### WRITTEN EXERCISE A
In the Didactopus overview, reproduce word for word the stretch that begins at "The prior revision" and stops after "AI student agents.".
### WRITTEN EXERCISE B
According to the Didactopus overview, what does the most recent revision introduce?
### WRITTEN EXERCISE C
Continue the Didactopus overview, starting after its final sentence.

### PASSAGE SHOWN
3.4 KiB
Didactopus
Didactopus is a local-first AI-assisted autodidactic mastery platform for building genuine expertise through concept graphs, adaptive curriculum planning, evidence-driven mastery, Socratic mentoring, and project-based learning.
Tagline: Many arms, one goal — mastery.
Recent revisions
This revision introduces a pluggable evaluator pipeline that converts learner attempts into structured mastery evidence.
The prior revision adds an agentic learner loop that turns Didactopus into a closed-loop mastery system prototype.
The loop can now:
- choose the next concept via the graph-aware planner
- generate a synthetic learner attempt
- score the attempt into evidence
- update mastery state
- repeat toward a target concept
This is still scaffold-level, but it is the first explicit implementation of the idea that Didactopus can supervise not only human learners, but also AI student agents.
Complete overview to this point
Didactopus currently includes:
- Domain packs for concepts, projects, rubrics, mastery profiles, templates, and cross-pack links
- Dependency resolution across packs
- Merged learning graph generation
- Concept graph engine for cross-pack prerequisite reasoning, linking, pathfinding, and export
- Adaptive learner engine for ready, blocked, and mastered concepts
- Evidence engine with weighted, recency-aware, multi-dimensional mastery inference
- Concept-specific mastery profiles with template inheritance
- Graph-aware planner for utility-ranked next-step recommendations
- Agentic learner loop for iterative goal-directed mastery acquisition
Agentic AI students
An AI student under Didactopus is modeled as an agent that accumulates evidence against concept mastery criteria.

### RECORD EXTRACTS

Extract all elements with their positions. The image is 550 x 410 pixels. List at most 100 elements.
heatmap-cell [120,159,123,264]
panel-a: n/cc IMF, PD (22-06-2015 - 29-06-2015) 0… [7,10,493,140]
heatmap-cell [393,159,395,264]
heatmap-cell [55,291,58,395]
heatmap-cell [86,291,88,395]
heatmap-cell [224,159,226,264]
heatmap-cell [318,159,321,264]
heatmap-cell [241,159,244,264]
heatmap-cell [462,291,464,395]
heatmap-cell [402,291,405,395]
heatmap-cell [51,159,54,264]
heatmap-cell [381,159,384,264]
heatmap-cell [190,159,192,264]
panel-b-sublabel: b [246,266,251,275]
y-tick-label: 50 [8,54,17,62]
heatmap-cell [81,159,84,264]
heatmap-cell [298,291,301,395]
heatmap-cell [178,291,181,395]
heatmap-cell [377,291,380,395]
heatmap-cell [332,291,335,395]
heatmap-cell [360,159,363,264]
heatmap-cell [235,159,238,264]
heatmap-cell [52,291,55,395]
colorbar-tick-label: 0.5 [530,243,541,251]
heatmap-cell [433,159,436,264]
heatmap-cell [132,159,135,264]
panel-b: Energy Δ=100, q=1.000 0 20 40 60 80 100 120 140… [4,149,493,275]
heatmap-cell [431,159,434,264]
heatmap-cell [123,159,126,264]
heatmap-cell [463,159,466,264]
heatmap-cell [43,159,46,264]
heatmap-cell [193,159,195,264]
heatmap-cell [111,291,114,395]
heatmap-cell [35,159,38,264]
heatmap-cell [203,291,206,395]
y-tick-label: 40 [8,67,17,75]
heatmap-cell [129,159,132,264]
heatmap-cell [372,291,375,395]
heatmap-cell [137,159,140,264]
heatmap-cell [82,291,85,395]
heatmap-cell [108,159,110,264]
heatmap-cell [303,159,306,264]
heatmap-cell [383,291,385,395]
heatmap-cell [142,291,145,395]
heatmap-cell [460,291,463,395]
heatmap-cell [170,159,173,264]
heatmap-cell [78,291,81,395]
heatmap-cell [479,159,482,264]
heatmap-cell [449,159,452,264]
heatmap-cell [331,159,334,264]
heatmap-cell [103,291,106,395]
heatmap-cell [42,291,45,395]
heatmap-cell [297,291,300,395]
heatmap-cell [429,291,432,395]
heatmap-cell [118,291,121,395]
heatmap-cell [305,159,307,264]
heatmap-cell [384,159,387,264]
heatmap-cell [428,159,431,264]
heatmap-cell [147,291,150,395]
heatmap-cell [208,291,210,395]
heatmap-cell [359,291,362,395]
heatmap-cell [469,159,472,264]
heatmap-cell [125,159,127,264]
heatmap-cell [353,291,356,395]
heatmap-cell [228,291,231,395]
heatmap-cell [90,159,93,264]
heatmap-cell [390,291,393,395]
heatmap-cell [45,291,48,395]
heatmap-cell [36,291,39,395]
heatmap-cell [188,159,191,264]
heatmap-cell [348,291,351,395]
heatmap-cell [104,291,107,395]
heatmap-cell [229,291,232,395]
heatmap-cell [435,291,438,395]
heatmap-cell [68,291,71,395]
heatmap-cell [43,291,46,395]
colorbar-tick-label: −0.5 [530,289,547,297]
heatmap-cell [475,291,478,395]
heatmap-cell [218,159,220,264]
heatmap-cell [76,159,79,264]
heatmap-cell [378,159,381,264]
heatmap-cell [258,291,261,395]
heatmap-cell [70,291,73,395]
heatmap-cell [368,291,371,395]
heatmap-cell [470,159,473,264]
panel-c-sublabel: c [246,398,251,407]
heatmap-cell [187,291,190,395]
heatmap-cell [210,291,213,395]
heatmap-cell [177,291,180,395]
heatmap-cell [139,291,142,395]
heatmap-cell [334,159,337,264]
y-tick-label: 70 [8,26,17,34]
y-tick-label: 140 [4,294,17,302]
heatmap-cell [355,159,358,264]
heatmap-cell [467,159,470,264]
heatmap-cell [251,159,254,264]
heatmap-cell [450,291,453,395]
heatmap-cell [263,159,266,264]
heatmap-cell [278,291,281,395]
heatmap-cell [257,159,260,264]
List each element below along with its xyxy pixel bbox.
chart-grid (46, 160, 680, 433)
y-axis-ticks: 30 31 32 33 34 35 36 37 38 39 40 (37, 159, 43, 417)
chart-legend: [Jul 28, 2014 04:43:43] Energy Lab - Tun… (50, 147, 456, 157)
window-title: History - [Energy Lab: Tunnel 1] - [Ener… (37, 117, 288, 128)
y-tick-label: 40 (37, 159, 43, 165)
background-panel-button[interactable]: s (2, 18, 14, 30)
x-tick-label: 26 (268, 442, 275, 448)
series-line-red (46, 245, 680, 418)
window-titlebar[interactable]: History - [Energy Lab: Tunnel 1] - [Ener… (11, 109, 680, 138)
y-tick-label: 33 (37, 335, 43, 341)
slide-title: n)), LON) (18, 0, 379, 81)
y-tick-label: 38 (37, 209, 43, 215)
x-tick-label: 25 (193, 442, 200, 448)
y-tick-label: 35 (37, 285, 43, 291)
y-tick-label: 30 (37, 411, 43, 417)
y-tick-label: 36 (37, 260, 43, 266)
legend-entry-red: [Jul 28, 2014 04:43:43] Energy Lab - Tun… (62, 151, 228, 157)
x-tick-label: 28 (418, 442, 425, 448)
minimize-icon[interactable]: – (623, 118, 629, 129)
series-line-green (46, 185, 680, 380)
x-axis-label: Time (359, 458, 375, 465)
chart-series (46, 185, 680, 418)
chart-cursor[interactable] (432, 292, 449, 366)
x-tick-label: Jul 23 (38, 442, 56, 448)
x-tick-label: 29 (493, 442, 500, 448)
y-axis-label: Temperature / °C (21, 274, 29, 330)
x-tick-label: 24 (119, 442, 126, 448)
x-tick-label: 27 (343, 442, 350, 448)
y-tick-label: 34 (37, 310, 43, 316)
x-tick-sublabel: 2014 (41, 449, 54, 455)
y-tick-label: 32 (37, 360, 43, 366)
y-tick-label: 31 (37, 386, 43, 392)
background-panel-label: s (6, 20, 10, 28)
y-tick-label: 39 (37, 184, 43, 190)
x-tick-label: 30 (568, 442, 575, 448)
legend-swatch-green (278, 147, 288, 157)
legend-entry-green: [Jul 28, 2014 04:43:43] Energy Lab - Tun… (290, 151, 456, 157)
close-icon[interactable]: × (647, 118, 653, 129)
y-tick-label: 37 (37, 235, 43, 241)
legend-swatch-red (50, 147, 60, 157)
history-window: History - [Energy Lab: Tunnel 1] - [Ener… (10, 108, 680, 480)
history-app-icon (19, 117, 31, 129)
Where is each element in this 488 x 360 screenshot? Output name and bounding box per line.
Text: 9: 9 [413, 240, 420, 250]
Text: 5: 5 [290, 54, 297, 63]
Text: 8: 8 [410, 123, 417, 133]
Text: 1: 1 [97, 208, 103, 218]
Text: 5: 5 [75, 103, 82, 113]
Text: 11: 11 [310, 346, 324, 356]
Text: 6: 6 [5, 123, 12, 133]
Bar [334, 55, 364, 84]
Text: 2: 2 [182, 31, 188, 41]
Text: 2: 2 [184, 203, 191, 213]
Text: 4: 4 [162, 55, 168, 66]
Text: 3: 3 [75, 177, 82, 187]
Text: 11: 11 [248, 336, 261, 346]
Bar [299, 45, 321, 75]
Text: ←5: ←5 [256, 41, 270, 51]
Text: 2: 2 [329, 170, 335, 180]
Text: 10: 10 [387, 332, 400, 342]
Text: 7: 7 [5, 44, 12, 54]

### EXERCISE OUTPUT A
The prior revision adds an agentic learner loop that turns Didactopus into a closed-loop mastery system prototype.
The loop can now:
- choose the next concept via the graph-aware planner
- generate a synthetic learner attempt
- score the attempt into evidence
- update mastery state
- repeat toward a target concept
This is still scaffold-level, but it is the first explicit implementation of the idea that Didactopus can supervise not only human learners, but also AI student agents.

### EXERCISE OUTPUT B
A pluggable evaluator pipeline that converts learner attempts into structured mastery evidence.

### EXERCISE OUTPUT C
It does not “learn” in the same sense that model weights are retrained inside Didactopus. Instead, its learned mastery is represented as:
- current mastered concept set
- evidence history
- dimension-level competence summaries
- concept-specific weak dimensions
- adaptive plan state
- optional artifacts, explanations, project outputs, and critiques it has produced
In other words, Didactopus represents mastery as a structured operational state, not merely a chat transcript.
That state can be put to work by:
- selecting tasks the agent is now qualified to attempt
- routing domain-relevant problems to the agent
- exposing mastered concept profiles to orchestration logic
- using evidence summaries to decide whether the agent should act, defer, or review
- exporting a mastery portfolio for downstream use
FAQ
See:
docs/faq.md
Correctness and formal knowledge components
See:
docs/correctness-and-knowledge-engine.md
Short version: yes, there is a strong argument that Didactopus will eventually benefit from a more formal knowledge-engine layer, especially for domains where correctness can be stated in symbolic, logical, computational, or rule-governed terms.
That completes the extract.